[begin Dataset rows]

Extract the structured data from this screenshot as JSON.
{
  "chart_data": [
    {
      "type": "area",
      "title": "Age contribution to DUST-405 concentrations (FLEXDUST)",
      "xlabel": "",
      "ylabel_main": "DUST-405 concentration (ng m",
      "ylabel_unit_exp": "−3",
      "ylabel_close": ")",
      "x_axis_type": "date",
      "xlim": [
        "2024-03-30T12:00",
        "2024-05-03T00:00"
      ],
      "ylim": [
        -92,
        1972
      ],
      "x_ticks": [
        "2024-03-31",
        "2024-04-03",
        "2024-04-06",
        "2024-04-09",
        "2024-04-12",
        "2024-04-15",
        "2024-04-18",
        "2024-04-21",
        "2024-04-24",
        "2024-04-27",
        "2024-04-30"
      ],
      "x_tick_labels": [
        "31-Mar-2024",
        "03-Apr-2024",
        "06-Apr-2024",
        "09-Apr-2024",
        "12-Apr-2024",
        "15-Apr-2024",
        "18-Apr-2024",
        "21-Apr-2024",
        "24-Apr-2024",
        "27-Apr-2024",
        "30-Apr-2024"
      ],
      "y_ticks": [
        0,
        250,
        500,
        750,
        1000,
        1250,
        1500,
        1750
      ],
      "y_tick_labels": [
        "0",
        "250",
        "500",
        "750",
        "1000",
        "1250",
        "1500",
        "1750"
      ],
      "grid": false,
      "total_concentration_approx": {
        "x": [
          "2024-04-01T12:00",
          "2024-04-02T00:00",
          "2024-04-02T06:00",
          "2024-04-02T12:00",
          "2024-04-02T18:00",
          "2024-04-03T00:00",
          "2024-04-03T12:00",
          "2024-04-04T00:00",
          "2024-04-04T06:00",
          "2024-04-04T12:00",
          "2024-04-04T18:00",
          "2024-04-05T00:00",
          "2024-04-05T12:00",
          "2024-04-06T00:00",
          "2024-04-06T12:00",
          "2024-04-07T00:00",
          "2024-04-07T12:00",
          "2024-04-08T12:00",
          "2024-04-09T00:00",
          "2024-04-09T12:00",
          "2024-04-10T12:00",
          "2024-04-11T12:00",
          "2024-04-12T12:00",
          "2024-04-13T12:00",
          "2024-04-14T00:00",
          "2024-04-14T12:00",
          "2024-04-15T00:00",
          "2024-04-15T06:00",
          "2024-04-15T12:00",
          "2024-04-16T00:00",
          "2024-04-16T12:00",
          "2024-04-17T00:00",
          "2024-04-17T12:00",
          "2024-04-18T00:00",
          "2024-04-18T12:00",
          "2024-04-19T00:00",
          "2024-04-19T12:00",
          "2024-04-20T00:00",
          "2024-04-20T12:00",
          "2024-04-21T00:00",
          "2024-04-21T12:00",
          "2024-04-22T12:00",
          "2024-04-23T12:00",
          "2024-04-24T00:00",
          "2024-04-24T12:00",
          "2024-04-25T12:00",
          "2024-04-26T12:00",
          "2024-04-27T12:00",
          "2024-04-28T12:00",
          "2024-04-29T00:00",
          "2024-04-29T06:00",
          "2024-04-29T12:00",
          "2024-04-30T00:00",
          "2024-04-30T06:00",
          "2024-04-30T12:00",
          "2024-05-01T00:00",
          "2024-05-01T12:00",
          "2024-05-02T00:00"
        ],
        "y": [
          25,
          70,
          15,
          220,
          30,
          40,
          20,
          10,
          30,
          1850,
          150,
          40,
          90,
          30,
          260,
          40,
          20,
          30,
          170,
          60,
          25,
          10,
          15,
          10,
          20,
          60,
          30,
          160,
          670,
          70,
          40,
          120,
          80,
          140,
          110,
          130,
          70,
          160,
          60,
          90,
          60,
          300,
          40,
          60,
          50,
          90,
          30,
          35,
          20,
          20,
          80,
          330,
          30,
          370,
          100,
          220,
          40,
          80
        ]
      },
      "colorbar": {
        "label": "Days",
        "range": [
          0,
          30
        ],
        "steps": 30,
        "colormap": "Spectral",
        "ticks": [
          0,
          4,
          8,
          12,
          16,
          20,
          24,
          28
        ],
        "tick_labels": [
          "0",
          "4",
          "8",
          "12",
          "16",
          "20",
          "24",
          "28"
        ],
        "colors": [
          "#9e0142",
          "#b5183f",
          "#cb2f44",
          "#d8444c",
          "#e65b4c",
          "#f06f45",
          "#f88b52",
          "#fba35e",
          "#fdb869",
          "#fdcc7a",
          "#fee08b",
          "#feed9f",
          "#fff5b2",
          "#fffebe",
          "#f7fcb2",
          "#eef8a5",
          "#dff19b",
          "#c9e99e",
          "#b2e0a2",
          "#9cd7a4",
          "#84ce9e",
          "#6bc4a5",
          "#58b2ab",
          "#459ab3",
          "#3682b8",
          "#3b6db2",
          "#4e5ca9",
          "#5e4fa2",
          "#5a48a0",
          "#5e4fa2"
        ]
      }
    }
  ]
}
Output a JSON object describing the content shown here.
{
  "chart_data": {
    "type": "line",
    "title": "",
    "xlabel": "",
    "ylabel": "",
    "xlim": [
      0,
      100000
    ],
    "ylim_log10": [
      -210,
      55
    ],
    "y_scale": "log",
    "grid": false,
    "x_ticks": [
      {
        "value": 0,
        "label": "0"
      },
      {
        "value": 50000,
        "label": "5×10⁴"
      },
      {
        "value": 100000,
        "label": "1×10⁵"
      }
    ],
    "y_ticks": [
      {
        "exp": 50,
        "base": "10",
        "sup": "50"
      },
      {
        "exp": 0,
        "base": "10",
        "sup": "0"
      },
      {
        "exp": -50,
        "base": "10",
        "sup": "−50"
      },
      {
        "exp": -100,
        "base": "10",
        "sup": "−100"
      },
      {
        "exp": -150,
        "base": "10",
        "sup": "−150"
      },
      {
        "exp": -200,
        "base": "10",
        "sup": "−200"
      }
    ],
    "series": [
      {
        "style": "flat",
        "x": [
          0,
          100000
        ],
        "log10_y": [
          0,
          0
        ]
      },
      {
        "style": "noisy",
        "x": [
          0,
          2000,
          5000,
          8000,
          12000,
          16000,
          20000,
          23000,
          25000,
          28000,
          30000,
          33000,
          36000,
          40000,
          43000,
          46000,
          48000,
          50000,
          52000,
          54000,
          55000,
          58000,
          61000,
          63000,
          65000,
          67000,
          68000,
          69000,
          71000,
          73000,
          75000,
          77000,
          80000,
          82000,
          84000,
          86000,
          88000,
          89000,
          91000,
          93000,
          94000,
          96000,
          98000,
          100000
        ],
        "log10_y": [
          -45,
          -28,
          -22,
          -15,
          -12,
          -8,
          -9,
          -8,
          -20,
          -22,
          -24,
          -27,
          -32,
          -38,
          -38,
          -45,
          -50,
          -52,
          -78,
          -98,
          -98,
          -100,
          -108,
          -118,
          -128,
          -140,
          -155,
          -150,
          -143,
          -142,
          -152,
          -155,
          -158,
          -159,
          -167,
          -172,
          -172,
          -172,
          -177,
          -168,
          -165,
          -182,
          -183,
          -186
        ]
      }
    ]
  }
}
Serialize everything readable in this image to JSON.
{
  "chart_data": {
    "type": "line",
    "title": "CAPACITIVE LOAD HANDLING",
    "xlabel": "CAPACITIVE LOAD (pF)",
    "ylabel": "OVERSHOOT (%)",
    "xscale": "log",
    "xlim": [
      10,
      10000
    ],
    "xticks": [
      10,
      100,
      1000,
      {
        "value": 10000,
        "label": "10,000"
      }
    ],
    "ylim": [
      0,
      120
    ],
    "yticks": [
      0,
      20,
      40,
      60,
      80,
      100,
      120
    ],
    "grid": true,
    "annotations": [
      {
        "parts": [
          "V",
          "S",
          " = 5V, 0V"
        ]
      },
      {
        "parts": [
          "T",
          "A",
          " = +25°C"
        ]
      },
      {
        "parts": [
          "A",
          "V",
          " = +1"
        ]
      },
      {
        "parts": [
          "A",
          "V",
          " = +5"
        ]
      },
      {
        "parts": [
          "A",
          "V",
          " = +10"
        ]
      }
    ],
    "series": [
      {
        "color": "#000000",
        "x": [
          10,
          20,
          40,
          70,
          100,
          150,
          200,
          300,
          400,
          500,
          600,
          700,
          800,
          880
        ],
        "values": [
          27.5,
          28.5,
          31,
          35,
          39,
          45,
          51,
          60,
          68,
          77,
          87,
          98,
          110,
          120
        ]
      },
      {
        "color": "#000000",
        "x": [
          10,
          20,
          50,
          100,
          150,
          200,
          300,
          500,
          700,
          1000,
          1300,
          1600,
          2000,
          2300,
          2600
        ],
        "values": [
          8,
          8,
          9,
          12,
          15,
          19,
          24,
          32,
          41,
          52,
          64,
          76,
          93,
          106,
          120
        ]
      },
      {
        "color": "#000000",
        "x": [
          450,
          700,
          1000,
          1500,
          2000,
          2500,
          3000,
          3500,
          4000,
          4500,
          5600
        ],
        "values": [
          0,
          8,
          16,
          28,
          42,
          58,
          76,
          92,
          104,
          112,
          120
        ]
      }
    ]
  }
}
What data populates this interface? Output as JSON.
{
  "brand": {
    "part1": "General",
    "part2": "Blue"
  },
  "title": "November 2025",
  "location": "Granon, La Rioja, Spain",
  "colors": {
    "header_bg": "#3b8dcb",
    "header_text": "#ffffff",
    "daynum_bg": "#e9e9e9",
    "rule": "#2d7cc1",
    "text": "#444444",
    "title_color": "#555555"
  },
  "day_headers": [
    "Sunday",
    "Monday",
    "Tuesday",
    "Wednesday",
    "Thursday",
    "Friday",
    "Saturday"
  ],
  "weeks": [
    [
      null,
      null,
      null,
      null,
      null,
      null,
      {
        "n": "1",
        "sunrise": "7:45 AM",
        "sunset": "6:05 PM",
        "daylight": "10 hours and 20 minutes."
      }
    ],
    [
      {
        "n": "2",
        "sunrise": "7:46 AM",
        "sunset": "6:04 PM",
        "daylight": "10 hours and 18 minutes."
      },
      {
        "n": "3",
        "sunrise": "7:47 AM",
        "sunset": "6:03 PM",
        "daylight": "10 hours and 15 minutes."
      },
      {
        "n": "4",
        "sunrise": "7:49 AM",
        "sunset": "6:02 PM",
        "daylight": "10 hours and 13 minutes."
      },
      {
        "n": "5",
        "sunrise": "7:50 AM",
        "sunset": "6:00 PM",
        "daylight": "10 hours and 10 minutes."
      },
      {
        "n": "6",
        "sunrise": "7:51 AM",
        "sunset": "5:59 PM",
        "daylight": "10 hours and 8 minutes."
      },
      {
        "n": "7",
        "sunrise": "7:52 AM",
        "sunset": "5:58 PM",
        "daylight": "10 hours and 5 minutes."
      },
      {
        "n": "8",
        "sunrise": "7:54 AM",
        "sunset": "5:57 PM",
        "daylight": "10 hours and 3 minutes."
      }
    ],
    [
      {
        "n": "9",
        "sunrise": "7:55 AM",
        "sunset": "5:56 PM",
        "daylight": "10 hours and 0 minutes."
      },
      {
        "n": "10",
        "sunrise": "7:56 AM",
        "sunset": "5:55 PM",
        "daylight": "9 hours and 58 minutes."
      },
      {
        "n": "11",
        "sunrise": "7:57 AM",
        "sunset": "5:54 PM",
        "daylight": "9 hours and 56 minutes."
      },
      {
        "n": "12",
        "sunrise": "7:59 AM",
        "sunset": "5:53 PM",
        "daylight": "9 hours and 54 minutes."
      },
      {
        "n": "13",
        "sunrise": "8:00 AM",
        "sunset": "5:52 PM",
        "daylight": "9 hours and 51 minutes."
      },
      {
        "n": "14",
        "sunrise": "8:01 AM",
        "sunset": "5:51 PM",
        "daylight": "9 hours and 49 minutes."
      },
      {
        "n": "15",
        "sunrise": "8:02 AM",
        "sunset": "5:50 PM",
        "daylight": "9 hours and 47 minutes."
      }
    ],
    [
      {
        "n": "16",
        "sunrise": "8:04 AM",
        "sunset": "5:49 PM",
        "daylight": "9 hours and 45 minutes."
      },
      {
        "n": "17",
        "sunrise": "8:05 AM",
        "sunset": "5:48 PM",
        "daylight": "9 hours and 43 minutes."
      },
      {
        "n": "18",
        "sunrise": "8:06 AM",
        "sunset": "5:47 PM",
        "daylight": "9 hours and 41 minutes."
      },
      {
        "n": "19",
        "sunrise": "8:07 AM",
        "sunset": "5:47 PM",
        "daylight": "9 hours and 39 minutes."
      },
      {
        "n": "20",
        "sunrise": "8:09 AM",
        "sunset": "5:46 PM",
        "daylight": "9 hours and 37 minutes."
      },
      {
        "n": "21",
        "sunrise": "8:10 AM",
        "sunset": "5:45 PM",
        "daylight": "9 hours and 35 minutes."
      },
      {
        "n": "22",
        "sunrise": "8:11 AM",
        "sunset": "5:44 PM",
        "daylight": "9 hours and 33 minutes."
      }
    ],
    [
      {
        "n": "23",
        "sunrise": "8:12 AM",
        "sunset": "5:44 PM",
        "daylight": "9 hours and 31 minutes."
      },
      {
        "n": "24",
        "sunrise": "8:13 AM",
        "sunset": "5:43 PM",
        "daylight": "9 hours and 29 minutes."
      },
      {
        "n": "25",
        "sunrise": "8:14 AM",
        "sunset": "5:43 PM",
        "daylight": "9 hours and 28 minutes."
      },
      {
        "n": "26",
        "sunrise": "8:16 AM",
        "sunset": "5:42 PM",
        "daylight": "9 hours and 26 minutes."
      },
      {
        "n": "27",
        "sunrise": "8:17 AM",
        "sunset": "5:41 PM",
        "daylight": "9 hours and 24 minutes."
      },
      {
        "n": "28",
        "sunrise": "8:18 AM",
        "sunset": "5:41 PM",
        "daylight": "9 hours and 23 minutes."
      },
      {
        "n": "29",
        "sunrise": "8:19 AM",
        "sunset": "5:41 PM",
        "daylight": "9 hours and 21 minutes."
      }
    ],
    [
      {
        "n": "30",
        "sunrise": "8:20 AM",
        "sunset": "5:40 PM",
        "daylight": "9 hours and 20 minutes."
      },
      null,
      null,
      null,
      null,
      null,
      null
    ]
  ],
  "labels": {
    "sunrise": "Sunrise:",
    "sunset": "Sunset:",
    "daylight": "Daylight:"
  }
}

[end Dataset rows]

* **Exercise prompt**: Extract all lines that hold the word "Output".

* **Completed task**:
Output a JSON object describing the content shown here.
What data populates this interface? Output as JSON.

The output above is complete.